**Exercise directions**
State how many lines of the listing below include the word "name". Give only the number.

--- start of Data in this exercise ---

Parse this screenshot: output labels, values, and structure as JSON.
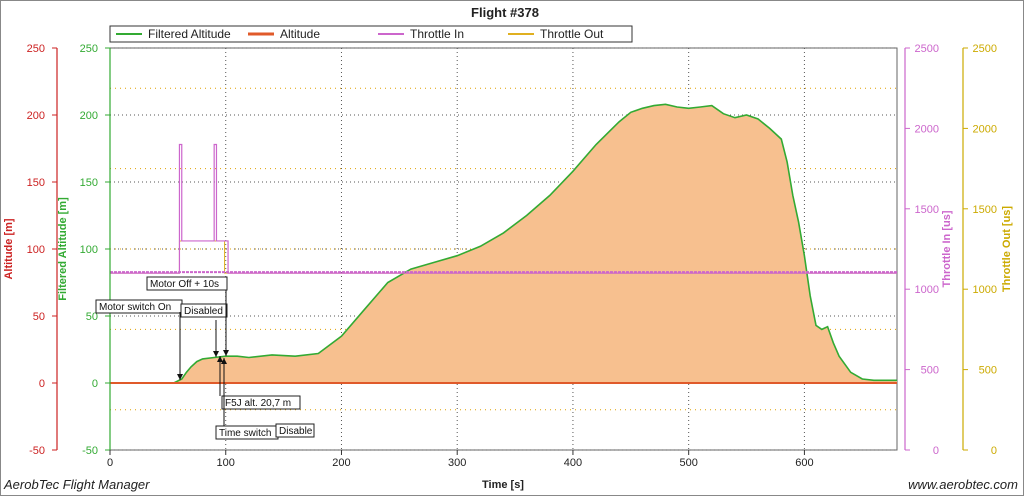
{
  "footer": {
    "left": "AerobTec Flight Manager",
    "right": "www.aerobtec.com"
  },
  "colors": {
    "filtered": "#33aa33",
    "altitude": "#e05a2a",
    "altitude_fill": "#f7c08f",
    "throttle_in": "#cc66cc",
    "throttle_out": "#e0b020",
    "alt_axis": "#cc2222",
    "filt_axis": "#33aa33",
    "thr_in_axis": "#cc66cc",
    "thr_out_axis": "#ccaa00"
  },
  "chart_data": {
    "type": "area",
    "title": "Flight #378",
    "xlabel": "Time [s]",
    "xlim": [
      0,
      680
    ],
    "xticks": [
      0,
      100,
      200,
      300,
      400,
      500,
      600
    ],
    "y_axes": [
      {
        "label": "Altitude [m]",
        "ticks": [
          -50,
          0,
          50,
          100,
          150,
          200,
          250
        ],
        "lim": [
          -50,
          250
        ]
      },
      {
        "label": "Filtered Altitude [m]",
        "ticks": [
          -50,
          0,
          50,
          100,
          150,
          200,
          250
        ],
        "lim": [
          -50,
          250
        ]
      },
      {
        "label": "Throttle In [us]",
        "ticks": [
          0,
          500,
          1000,
          1500,
          2000,
          2500
        ],
        "lim": [
          0,
          2500
        ]
      },
      {
        "label": "Throttle Out [us]",
        "ticks": [
          0,
          500,
          1000,
          1500,
          2000,
          2500
        ],
        "lim": [
          0,
          2500
        ]
      }
    ],
    "legend": [
      "Filtered Altitude",
      "Altitude",
      "Throttle In",
      "Throttle Out"
    ],
    "legend_placement": "top",
    "grid": true,
    "series": [
      {
        "name": "Filtered Altitude",
        "x": [
          0,
          40,
          55,
          62,
          66,
          70,
          75,
          80,
          90,
          100,
          110,
          120,
          140,
          160,
          180,
          200,
          220,
          240,
          260,
          280,
          300,
          320,
          340,
          360,
          380,
          400,
          420,
          440,
          450,
          460,
          470,
          480,
          490,
          500,
          510,
          520,
          530,
          540,
          550,
          560,
          570,
          580,
          585,
          590,
          595,
          600,
          605,
          610,
          615,
          620,
          625,
          630,
          640,
          650,
          660,
          680
        ],
        "y": [
          0,
          0,
          0,
          3,
          8,
          12,
          16,
          18,
          19,
          20,
          20,
          19,
          21,
          20,
          22,
          35,
          55,
          75,
          85,
          90,
          95,
          102,
          112,
          125,
          140,
          158,
          178,
          195,
          202,
          205,
          207,
          208,
          206,
          205,
          206,
          207,
          201,
          198,
          200,
          197,
          190,
          182,
          165,
          140,
          120,
          95,
          65,
          43,
          40,
          42,
          30,
          20,
          8,
          3,
          2,
          2
        ]
      },
      {
        "name": "Altitude",
        "x": [
          0,
          680
        ],
        "y": [
          0,
          0
        ]
      },
      {
        "name": "Throttle In",
        "x": [
          0,
          60,
          60,
          62,
          62,
          66,
          66,
          90,
          90,
          92,
          92,
          100,
          100,
          102,
          102,
          680
        ],
        "y": [
          1100,
          1100,
          1900,
          1900,
          1300,
          1300,
          1300,
          1300,
          1900,
          1900,
          1300,
          1300,
          1300,
          1300,
          1100,
          1100
        ]
      },
      {
        "name": "Throttle Out",
        "x": [
          0,
          60,
          60,
          66,
          66,
          99,
          99,
          101,
          101,
          680
        ],
        "y": [
          1100,
          1100,
          1300,
          1300,
          1300,
          1300,
          1100,
          1100,
          1100,
          1100
        ]
      }
    ],
    "annotations": [
      {
        "text": "Motor switch On",
        "x": 60,
        "y": 55
      },
      {
        "text": "Motor Off + 10s",
        "x": 101,
        "y": 71
      },
      {
        "text": "Disabled",
        "x": 101,
        "y": 48
      },
      {
        "text": "F5J alt. 20,7 m",
        "x": 92,
        "y": 20.7
      },
      {
        "text": "Time switch",
        "x": 92,
        "y": -33
      },
      {
        "text": "Disable",
        "x": 140,
        "y": -33
      }
    ]
  }
}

--- end of Data in this exercise ---

**The response**
4